> Supplied records
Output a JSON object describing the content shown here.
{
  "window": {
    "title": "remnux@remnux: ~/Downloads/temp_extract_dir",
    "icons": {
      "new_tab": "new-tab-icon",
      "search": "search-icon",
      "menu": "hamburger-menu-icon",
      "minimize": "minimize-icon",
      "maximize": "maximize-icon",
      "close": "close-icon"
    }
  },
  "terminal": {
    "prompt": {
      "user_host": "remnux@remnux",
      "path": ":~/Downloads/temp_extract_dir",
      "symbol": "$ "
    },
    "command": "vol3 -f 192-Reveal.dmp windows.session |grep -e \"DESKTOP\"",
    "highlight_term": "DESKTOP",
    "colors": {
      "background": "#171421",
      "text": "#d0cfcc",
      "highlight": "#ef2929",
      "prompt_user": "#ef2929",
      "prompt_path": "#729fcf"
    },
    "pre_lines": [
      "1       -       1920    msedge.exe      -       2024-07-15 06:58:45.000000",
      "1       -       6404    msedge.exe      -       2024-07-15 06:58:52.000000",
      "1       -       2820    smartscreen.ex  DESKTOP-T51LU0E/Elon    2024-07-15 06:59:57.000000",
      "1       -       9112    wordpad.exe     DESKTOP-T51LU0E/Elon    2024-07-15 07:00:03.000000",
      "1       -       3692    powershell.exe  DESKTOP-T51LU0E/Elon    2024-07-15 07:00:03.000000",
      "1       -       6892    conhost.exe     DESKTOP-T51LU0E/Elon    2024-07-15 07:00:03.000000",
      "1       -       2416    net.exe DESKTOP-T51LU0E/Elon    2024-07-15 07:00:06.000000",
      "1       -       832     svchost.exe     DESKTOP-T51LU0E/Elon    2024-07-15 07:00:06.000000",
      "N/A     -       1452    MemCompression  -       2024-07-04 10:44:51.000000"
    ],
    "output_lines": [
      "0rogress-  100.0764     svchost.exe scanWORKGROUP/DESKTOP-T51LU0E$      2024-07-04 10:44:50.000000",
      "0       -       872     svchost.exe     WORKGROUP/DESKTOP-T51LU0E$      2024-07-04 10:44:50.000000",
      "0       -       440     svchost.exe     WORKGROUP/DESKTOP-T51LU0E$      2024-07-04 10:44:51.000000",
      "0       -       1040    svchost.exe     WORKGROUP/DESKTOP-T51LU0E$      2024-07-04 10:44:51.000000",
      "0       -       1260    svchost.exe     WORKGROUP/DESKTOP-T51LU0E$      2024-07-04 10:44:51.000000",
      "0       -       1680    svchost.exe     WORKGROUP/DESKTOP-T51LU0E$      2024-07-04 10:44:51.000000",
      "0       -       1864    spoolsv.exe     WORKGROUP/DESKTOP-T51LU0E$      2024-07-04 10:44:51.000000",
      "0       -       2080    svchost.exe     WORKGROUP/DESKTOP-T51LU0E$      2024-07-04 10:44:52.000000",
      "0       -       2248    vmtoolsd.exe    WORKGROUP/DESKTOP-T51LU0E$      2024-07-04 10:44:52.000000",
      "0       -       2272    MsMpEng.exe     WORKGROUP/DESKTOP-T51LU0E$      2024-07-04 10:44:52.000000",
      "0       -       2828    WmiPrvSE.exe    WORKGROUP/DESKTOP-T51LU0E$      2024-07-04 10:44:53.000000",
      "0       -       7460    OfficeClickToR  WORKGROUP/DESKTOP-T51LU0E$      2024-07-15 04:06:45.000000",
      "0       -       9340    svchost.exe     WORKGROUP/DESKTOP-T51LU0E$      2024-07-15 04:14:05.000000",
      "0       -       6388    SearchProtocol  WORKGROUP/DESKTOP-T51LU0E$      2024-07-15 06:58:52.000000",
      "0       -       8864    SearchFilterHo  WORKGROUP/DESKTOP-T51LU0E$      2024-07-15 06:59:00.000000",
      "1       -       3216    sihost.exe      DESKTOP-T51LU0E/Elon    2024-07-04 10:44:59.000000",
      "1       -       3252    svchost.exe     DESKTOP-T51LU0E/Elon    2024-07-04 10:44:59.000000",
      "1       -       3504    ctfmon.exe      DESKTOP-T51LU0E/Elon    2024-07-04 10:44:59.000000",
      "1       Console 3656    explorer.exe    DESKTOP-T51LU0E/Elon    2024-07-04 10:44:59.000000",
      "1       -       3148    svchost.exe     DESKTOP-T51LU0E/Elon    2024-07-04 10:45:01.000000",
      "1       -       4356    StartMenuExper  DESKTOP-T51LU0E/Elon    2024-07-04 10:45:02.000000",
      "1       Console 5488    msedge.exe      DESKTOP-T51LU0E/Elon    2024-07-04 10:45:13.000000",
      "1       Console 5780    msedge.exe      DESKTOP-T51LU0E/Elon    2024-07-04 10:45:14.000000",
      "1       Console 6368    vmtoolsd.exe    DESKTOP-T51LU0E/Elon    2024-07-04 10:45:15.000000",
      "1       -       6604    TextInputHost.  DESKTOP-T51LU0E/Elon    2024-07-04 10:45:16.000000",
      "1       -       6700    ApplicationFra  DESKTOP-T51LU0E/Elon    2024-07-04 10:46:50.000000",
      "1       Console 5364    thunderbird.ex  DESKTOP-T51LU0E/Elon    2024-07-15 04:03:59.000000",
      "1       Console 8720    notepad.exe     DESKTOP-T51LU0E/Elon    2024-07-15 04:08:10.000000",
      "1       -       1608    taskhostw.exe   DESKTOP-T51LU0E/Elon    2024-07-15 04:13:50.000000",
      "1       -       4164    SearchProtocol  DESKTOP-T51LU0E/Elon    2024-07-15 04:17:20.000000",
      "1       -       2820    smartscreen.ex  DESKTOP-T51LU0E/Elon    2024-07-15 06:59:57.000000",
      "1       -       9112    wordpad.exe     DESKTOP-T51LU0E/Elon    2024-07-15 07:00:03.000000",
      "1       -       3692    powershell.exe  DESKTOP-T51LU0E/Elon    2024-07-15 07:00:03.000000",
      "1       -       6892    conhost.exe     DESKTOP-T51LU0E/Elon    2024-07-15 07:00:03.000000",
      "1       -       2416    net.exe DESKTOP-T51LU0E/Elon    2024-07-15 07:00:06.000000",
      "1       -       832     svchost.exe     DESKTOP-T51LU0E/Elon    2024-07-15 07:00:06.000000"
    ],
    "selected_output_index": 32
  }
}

> What the exercise asks
Write out every entry verbatim.

> Solution
Output a JSON object describing the content shown here.
{
  "window": {
    "title": "remnux@remnux: ~/Downloads/temp_extract_dir",
    "icons": {
      "new_tab": "new-tab-icon",
      "search": "search-icon",
      "menu": "hamburger-menu-icon",
      "minimize": "minimize-icon",
      "maximize": "maximize-icon",
      "close": "close-icon"
    }
  },
  "terminal": {
    "prompt": {
      "user_host": "remnux@remnux",
      "path": ":~/Downloads/temp_extract_dir",
      "symbol": "$ "
    },
    "command": "vol3 -f 192-Reveal.dmp windows.session |grep -e \"DESKTOP\"",
    "highlight_term": "DESKTOP",
    "colors": {
      "background": "#171421",
      "text": "#d0cfcc",
      "highlight": "#ef2929",
      "prompt_user": "#ef2929",
      "prompt_path": "#729fcf"
    },
    "pre_lines": [
      "1       -       1920    msedge.exe      -       2024-07-15 06:58:45.000000",
      "1       -       6404    msedge.exe      -       2024-07-15 06:58:52.000000",
      "1       -       2820    smartscreen.ex  DESKTOP-T51LU0E/Elon    2024-07-15 06:59:57.000000",
      "1       -       9112    wordpad.exe     DESKTOP-T51LU0E/Elon    2024-07-15 07:00:03.000000",
      "1       -       3692    powershell.exe  DESKTOP-T51LU0E/Elon    2024-07-15 07:00:03.000000",
      "1       -       6892    conhost.exe     DESKTOP-T51LU0E/Elon    2024-07-15 07:00:03.000000",
      "1       -       2416    net.exe DESKTOP-T51LU0E/Elon    2024-07-15 07:00:06.000000",
      "1       -       832     svchost.exe     DESKTOP-T51LU0E/Elon    2024-07-15 07:00:06.000000",
      "N/A     -       1452    MemCompression  -       2024-07-04 10:44:51.000000"
    ],
    "output_lines": [
      "0rogress-  100.0764     svchost.exe scanWORKGROUP/DESKTOP-T51LU0E$      2024-07-04 10:44:50.000000",
      "0       -       872     svchost.exe     WORKGROUP/DESKTOP-T51LU0E$      2024-07-04 10:44:50.000000",
      "0       -       440     svchost.exe     WORKGROUP/DESKTOP-T51LU0E$      2024-07-04 10:44:51.000000",
      "0       -       1040    svchost.exe     WORKGROUP/DESKTOP-T51LU0E$      2024-07-04 10:44:51.000000",
      "0       -       1260    svchost.exe     WORKGROUP/DESKTOP-T51LU0E$      2024-07-04 10:44:51.000000",
      "0       -       1680    svchost.exe     WORKGROUP/DESKTOP-T51LU0E$      2024-07-04 10:44:51.000000",
      "0       -       1864    spoolsv.exe     WORKGROUP/DESKTOP-T51LU0E$      2024-07-04 10:44:51.000000",
      "0       -       2080    svchost.exe     WORKGROUP/DESKTOP-T51LU0E$      2024-07-04 10:44:52.000000",
      "0       -       2248    vmtoolsd.exe    WORKGROUP/DESKTOP-T51LU0E$      2024-07-04 10:44:52.000000",
      "0       -       2272    MsMpEng.exe     WORKGROUP/DESKTOP-T51LU0E$      2024-07-04 10:44:52.000000",
      "0       -       2828    WmiPrvSE.exe    WORKGROUP/DESKTOP-T51LU0E$      2024-07-04 10:44:53.000000",
      "0       -       7460    OfficeClickToR  WORKGROUP/DESKTOP-T51LU0E$      2024-07-15 04:06:45.000000",
      "0       -       9340    svchost.exe     WORKGROUP/DESKTOP-T51LU0E$      2024-07-15 04:14:05.000000",
      "0       -       6388    SearchProtocol  WORKGROUP/DESKTOP-T51LU0E$      2024-07-15 06:58:52.000000",
      "0       -       8864    SearchFilterHo  WORKGROUP/DESKTOP-T51LU0E$      2024-07-15 06:59:00.000000",
      "1       -       3216    sihost.exe      DESKTOP-T51LU0E/Elon    2024-07-04 10:44:59.000000",
      "1       -       3252    svchost.exe     DESKTOP-T51LU0E/Elon    2024-07-04 10:44:59.000000",
      "1       -       3504    ctfmon.exe      DESKTOP-T51LU0E/Elon    2024-07-04 10:44:59.000000",
      "1       Console 3656    explorer.exe    DESKTOP-T51LU0E/Elon    2024-07-04 10:44:59.000000",
      "1       -       3148    svchost.exe     DESKTOP-T51LU0E/Elon    2024-07-04 10:45:01.000000",
      "1       -       4356    StartMenuExper  DESKTOP-T51LU0E/Elon    2024-07-04 10:45:02.000000",
      "1       Console 5488    msedge.exe      DESKTOP-T51LU0E/Elon    2024-07-04 10:45:13.000000",
      "1       Console 5780    msedge.exe      DESKTOP-T51LU0E/Elon    2024-07-04 10:45:14.000000",
      "1       Console 6368    vmtoolsd.exe    DESKTOP-T51LU0E/Elon    2024-07-04 10:45:15.000000",
      "1       -       6604    TextInputHost.  DESKTOP-T51LU0E/Elon    2024-07-04 10:45:16.000000",
      "1       -       6700    ApplicationFra  DESKTOP-T51LU0E/Elon    2024-07-04 10:46:50.000000",
      "1       Console 5364    thunderbird.ex  DESKTOP-T51LU0E/Elon    2024-07-15 04:03:59.000000",
      "1       Console 8720    notepad.exe     DESKTOP-T51LU0E/Elon    2024-07-15 04:08:10.000000",
      "1       -       1608    taskhostw.exe   DESKTOP-T51LU0E/Elon    2024-07-15 04:13:50.000000",
      "1       -       4164    SearchProtocol  DESKTOP-T51LU0E/Elon    2024-07-15 04:17:20.000000",
      "1       -       2820    smartscreen.ex  DESKTOP-T51LU0E/Elon    2024-07-15 06:59:57.000000",
      "1       -       9112    wordpad.exe     DESKTOP-T51LU0E/Elon    2024-07-15 07:00:03.000000",
      "1       -       3692    powershell.exe  DESKTOP-T51LU0E/Elon    2024-07-15 07:00:03.000000",
      "1       -       6892    conhost.exe     DESKTOP-T51LU0E/Elon    2024-07-15 07:00:03.000000",
      "1       -       2416    net.exe DESKTOP-T51LU0E/Elon    2024-07-15 07:00:06.000000",
      "1       -       832     svchost.exe     DESKTOP-T51LU0E/Elon    2024-07-15 07:00:06.000000"
    ],
    "selected_output_index": 32
  }
}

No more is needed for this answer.